Items from a dataset:
⁂
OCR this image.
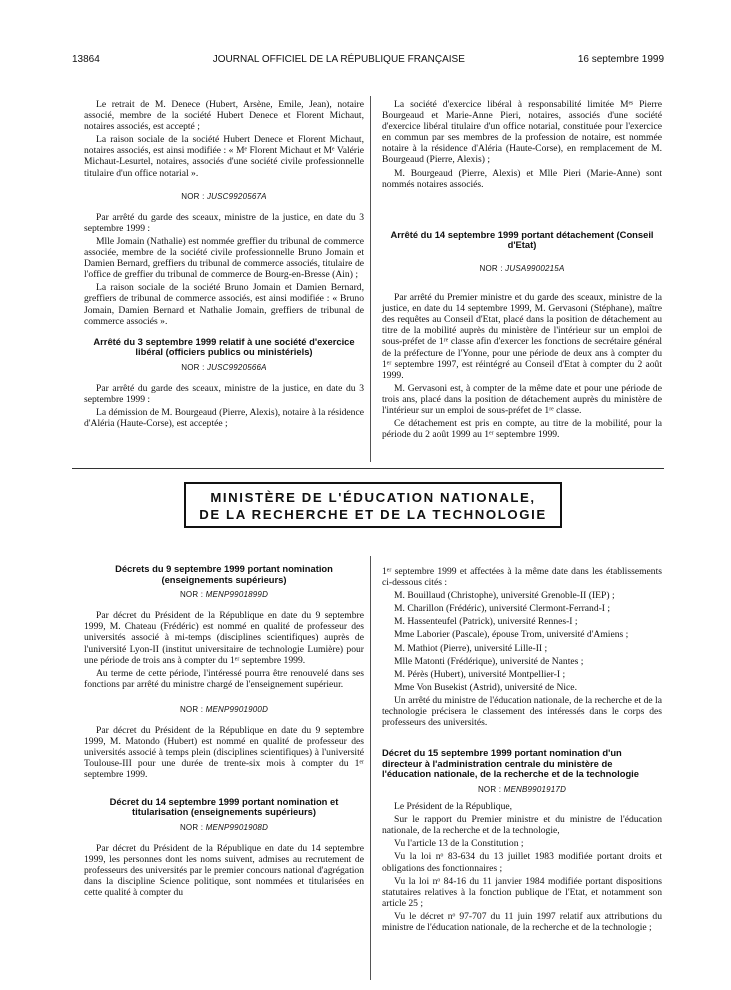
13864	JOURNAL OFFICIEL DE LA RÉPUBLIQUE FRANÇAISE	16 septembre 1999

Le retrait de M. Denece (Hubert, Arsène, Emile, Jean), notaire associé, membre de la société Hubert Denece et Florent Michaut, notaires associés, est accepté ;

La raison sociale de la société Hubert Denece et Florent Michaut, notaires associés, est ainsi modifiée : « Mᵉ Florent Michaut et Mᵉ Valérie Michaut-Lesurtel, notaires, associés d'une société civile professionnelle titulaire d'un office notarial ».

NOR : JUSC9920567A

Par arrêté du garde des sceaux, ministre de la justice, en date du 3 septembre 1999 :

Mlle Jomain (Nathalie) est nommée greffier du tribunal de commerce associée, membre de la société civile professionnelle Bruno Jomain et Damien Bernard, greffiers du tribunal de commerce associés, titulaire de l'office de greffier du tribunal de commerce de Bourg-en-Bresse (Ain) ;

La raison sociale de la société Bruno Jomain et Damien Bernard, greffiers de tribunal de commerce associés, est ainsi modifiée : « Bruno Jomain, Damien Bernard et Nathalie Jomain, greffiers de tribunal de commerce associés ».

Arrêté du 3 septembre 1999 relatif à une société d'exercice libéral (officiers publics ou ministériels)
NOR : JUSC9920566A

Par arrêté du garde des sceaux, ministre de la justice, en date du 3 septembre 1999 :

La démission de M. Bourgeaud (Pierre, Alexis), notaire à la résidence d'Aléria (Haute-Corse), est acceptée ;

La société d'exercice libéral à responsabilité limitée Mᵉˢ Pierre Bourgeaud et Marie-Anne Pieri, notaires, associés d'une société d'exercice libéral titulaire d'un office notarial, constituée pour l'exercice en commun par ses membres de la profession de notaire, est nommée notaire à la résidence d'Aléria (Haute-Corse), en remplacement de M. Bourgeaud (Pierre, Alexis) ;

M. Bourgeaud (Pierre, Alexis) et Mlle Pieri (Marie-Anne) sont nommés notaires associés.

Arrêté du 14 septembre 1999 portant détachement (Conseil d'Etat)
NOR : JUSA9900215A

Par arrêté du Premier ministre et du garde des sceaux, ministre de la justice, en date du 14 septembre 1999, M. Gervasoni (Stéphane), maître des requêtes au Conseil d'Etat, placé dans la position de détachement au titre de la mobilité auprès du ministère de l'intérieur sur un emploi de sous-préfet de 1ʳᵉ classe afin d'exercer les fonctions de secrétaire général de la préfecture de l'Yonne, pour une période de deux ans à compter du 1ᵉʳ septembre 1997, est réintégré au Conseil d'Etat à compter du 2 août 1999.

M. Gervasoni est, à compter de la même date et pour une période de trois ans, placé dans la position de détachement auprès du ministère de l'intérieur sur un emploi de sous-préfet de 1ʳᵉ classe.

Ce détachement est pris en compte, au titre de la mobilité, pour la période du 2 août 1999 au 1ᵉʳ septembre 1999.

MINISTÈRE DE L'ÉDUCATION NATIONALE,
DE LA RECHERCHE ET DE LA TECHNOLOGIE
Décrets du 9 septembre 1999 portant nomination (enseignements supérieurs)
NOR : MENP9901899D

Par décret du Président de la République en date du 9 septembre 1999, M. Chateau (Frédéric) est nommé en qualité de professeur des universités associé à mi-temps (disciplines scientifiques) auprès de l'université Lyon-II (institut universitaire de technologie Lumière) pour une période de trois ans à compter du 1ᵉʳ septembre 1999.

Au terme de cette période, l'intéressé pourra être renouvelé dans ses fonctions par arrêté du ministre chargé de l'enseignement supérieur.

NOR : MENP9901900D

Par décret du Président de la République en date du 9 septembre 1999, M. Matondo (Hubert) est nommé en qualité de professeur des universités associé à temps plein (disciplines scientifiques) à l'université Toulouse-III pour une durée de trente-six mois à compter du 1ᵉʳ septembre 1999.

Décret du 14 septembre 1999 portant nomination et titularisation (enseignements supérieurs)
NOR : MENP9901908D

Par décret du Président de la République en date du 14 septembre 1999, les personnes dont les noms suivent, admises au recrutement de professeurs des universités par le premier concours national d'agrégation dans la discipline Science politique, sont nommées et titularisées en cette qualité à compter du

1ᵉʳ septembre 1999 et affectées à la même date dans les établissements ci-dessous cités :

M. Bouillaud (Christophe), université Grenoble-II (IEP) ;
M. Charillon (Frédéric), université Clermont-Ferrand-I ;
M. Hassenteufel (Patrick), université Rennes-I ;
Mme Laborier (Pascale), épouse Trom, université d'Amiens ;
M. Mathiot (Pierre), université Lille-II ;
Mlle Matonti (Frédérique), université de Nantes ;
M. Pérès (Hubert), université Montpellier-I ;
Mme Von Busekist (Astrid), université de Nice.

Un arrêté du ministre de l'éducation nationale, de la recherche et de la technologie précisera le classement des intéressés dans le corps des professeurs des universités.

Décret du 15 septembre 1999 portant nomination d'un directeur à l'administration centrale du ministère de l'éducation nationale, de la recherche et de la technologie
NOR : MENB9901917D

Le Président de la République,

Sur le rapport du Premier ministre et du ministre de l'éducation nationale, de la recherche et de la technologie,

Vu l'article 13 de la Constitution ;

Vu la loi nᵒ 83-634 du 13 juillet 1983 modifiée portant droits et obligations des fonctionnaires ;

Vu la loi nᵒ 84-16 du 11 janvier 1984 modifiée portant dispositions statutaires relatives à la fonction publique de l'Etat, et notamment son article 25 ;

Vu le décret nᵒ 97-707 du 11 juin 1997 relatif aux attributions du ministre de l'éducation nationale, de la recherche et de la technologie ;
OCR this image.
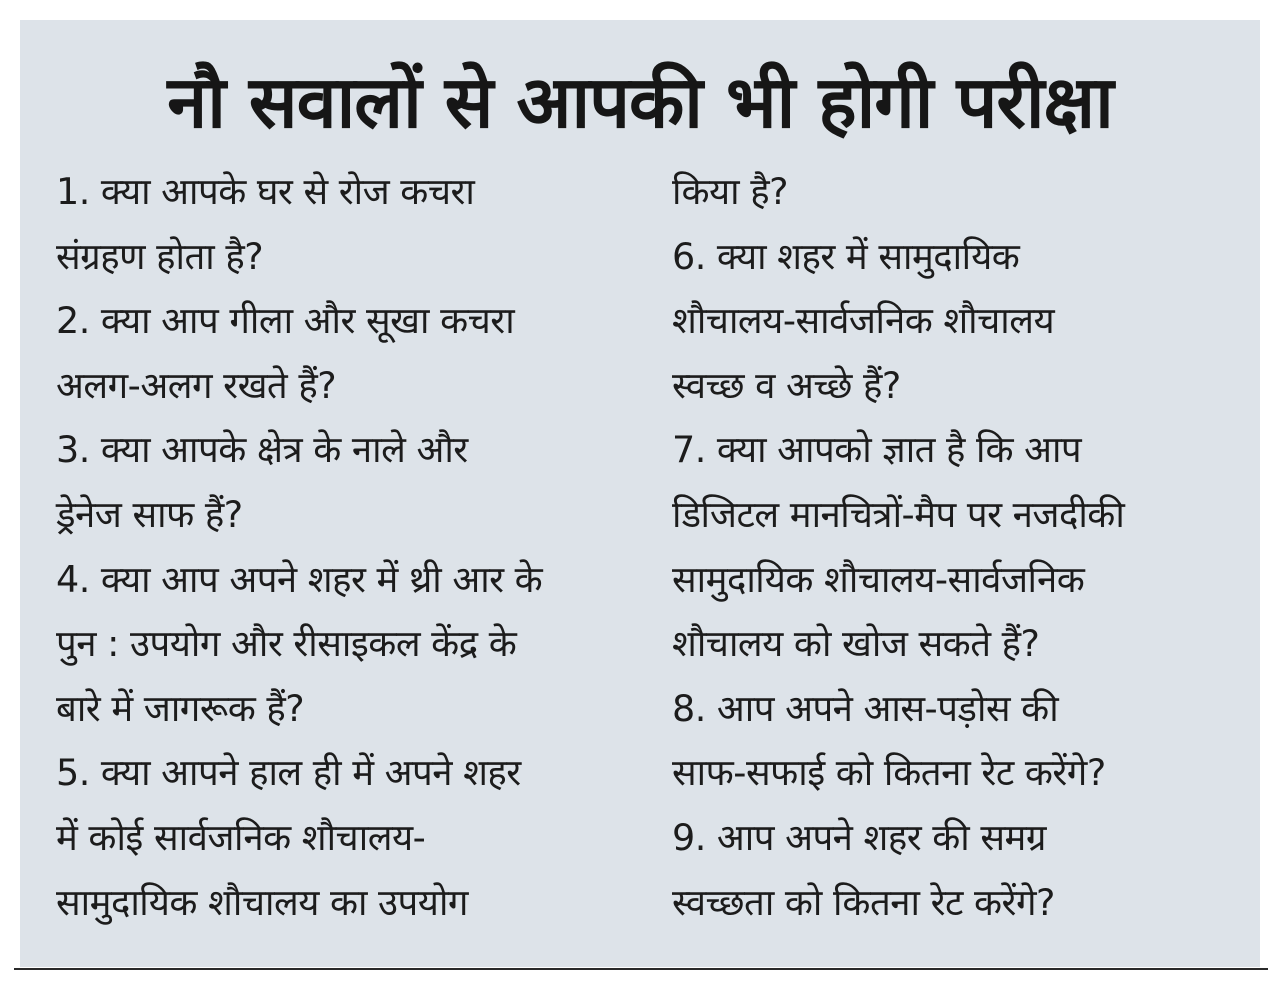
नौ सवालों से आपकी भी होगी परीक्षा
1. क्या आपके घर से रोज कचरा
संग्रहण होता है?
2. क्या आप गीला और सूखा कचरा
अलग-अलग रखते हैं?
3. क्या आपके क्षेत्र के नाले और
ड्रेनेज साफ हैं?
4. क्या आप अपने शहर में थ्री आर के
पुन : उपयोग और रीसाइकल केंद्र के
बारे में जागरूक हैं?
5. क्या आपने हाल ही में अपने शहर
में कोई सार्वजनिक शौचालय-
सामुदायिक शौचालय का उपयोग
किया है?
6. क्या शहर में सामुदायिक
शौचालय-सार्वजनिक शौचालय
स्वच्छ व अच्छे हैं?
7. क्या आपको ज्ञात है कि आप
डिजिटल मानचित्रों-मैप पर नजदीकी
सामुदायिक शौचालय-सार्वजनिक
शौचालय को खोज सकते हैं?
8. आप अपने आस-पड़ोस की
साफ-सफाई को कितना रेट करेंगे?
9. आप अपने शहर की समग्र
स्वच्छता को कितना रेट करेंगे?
⁂
TASK TO CARRY OUT → Out of the material above, select every line that holds the string "même".

WRITTEN SOLUTION →
M. Gervasoni est, à compter de la même date et pour une période de trois ans, placé dans la position de détachement auprès du ministère de l'intérieur sur un emploi de sous-préfet de 1ʳᵉ classe.
1ᵉʳ septembre 1999 et affectées à la même date dans les établissements ci-dessous cités :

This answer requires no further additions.